▸ Task instructions
Copy every one of the following rows word for word, changing nothing.

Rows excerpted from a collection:
• • • •

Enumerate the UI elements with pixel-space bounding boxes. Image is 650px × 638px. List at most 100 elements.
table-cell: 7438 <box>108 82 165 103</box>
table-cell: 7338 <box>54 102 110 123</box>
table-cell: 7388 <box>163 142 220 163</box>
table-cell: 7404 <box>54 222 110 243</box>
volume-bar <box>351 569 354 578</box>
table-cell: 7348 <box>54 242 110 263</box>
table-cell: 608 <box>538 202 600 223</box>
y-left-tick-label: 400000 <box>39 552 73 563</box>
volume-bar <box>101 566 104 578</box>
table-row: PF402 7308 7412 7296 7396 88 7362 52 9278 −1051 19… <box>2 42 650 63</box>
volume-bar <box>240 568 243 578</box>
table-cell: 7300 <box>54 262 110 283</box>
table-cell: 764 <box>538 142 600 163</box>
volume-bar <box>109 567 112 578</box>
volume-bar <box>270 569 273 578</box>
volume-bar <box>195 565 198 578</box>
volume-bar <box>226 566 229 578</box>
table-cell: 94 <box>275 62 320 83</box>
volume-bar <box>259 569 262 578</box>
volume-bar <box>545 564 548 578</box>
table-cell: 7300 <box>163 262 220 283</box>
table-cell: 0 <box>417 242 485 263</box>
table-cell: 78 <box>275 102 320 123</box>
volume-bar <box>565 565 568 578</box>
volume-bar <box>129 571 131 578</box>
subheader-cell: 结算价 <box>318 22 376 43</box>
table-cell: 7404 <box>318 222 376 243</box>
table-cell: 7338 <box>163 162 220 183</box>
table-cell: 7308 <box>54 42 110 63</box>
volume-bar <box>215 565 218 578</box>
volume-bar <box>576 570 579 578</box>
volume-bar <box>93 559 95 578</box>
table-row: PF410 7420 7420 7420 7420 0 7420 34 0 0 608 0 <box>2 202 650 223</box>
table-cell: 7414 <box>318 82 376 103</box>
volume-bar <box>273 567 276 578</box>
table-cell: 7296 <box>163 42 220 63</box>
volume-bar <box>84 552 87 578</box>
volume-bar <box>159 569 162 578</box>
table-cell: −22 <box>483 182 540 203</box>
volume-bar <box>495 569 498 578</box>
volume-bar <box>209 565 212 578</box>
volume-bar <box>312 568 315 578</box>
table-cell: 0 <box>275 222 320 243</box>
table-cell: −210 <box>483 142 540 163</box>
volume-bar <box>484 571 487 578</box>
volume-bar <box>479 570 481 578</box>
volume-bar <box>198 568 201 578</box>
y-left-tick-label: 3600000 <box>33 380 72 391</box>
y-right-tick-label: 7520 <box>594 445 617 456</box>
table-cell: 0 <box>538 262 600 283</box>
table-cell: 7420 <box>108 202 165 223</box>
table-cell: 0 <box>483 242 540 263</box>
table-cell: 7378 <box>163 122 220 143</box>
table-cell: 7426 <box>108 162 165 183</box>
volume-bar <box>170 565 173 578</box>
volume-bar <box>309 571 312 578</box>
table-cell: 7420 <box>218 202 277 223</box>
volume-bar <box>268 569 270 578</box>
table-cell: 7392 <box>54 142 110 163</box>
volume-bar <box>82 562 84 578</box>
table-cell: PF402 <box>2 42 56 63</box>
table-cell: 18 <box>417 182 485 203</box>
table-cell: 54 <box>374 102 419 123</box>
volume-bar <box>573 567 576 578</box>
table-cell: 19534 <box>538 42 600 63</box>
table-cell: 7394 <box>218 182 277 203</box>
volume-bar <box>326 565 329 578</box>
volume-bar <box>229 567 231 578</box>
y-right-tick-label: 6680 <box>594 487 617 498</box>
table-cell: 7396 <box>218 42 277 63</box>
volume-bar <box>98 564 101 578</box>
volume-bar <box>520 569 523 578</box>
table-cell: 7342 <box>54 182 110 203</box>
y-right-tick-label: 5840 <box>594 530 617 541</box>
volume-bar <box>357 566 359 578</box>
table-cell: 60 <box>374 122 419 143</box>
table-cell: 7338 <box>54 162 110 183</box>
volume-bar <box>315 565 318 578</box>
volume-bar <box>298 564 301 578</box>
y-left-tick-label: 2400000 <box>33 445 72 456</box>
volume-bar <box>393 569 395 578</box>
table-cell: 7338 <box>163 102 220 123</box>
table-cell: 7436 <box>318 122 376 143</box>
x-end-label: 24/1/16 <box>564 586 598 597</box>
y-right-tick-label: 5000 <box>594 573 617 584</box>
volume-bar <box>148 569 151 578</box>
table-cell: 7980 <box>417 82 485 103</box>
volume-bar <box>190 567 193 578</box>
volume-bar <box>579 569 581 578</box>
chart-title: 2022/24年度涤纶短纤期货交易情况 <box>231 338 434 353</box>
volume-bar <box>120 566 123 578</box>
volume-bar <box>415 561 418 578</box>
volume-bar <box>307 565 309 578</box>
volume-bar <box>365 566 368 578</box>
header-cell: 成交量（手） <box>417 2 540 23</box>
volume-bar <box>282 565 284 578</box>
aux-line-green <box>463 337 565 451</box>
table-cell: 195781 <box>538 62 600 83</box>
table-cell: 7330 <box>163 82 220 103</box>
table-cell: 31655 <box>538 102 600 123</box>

• • • •

▸ Task solution
Enumerate the UI elements with pixel-space bounding boxes. Image is 650px × 638px. List at most 100 elements.
table-cell: 7438 <box>108 82 165 103</box>
table-cell: 7338 <box>54 102 110 123</box>
table-cell: 7388 <box>163 142 220 163</box>
table-cell: 7404 <box>54 222 110 243</box>
volume-bar <box>351 569 354 578</box>
table-cell: 7348 <box>54 242 110 263</box>
table-cell: 608 <box>538 202 600 223</box>
y-left-tick-label: 400000 <box>39 552 73 563</box>
volume-bar <box>101 566 104 578</box>
table-row: PF402 7308 7412 7296 7396 88 7362 52 9278 −1051 19… <box>2 42 650 63</box>
volume-bar <box>240 568 243 578</box>
table-cell: 7300 <box>54 262 110 283</box>
table-cell: 764 <box>538 142 600 163</box>
volume-bar <box>109 567 112 578</box>
volume-bar <box>270 569 273 578</box>
volume-bar <box>195 565 198 578</box>
volume-bar <box>226 566 229 578</box>
table-cell: 94 <box>275 62 320 83</box>
volume-bar <box>259 569 262 578</box>
volume-bar <box>545 564 548 578</box>
table-cell: 7300 <box>163 262 220 283</box>
table-cell: 0 <box>417 242 485 263</box>
table-cell: 78 <box>275 102 320 123</box>
volume-bar <box>565 565 568 578</box>
volume-bar <box>129 571 131 578</box>
subheader-cell: 结算价 <box>318 22 376 43</box>
table-cell: 7404 <box>318 222 376 243</box>
table-cell: 7338 <box>163 162 220 183</box>
table-cell: 7308 <box>54 42 110 63</box>
volume-bar <box>215 565 218 578</box>
volume-bar <box>576 570 579 578</box>
volume-bar <box>93 559 95 578</box>
table-row: PF410 7420 7420 7420 7420 0 7420 34 0 0 608 0 <box>2 202 650 223</box>
table-cell: 7414 <box>318 82 376 103</box>
volume-bar <box>273 567 276 578</box>
table-cell: 7296 <box>163 42 220 63</box>
volume-bar <box>84 552 87 578</box>
volume-bar <box>159 569 162 578</box>
table-cell: −22 <box>483 182 540 203</box>
volume-bar <box>495 569 498 578</box>
volume-bar <box>209 565 212 578</box>
volume-bar <box>312 568 315 578</box>
table-cell: 0 <box>275 222 320 243</box>
table-cell: −210 <box>483 142 540 163</box>
volume-bar <box>484 571 487 578</box>
volume-bar <box>479 570 481 578</box>
volume-bar <box>198 568 201 578</box>
y-left-tick-label: 3600000 <box>33 380 72 391</box>
y-right-tick-label: 7520 <box>594 445 617 456</box>
table-cell: 0 <box>538 262 600 283</box>
table-cell: 7420 <box>108 202 165 223</box>
table-cell: 0 <box>483 242 540 263</box>
table-cell: 7378 <box>163 122 220 143</box>
table-cell: 7426 <box>108 162 165 183</box>
volume-bar <box>170 565 173 578</box>
volume-bar <box>309 571 312 578</box>
table-cell: 7420 <box>218 202 277 223</box>
volume-bar <box>268 569 270 578</box>
table-cell: 7392 <box>54 142 110 163</box>
volume-bar <box>82 562 84 578</box>
table-cell: PF402 <box>2 42 56 63</box>
table-cell: 18 <box>417 182 485 203</box>
table-cell: 54 <box>374 102 419 123</box>
volume-bar <box>573 567 576 578</box>
table-cell: 19534 <box>538 42 600 63</box>
table-cell: 7394 <box>218 182 277 203</box>
volume-bar <box>326 565 329 578</box>
volume-bar <box>229 567 231 578</box>
y-right-tick-label: 6680 <box>594 487 617 498</box>
table-cell: 7396 <box>218 42 277 63</box>
volume-bar <box>98 564 101 578</box>
volume-bar <box>520 569 523 578</box>
table-cell: 7342 <box>54 182 110 203</box>
y-right-tick-label: 5840 <box>594 530 617 541</box>
volume-bar <box>357 566 359 578</box>
table-cell: 60 <box>374 122 419 143</box>
table-cell: 7338 <box>54 162 110 183</box>
volume-bar <box>315 565 318 578</box>
volume-bar <box>298 564 301 578</box>
y-left-tick-label: 2400000 <box>33 445 72 456</box>
volume-bar <box>393 569 395 578</box>
table-cell: 7338 <box>163 102 220 123</box>
table-cell: 7436 <box>318 122 376 143</box>
x-end-label: 24/1/16 <box>564 586 598 597</box>
y-right-tick-label: 5000 <box>594 573 617 584</box>
volume-bar <box>148 569 151 578</box>
table-cell: 7980 <box>417 82 485 103</box>
volume-bar <box>190 567 193 578</box>
volume-bar <box>579 569 581 578</box>
chart-title: 2022/24年度涤纶短纤期货交易情况 <box>231 338 434 353</box>
volume-bar <box>120 566 123 578</box>
volume-bar <box>415 561 418 578</box>
volume-bar <box>307 565 309 578</box>
volume-bar <box>365 566 368 578</box>
header-cell: 成交量（手） <box>417 2 540 23</box>
volume-bar <box>282 565 284 578</box>
aux-line-green <box>463 337 565 451</box>
table-cell: 195781 <box>538 62 600 83</box>
table-cell: 7330 <box>163 82 220 103</box>
table-cell: 31655 <box>538 102 600 123</box>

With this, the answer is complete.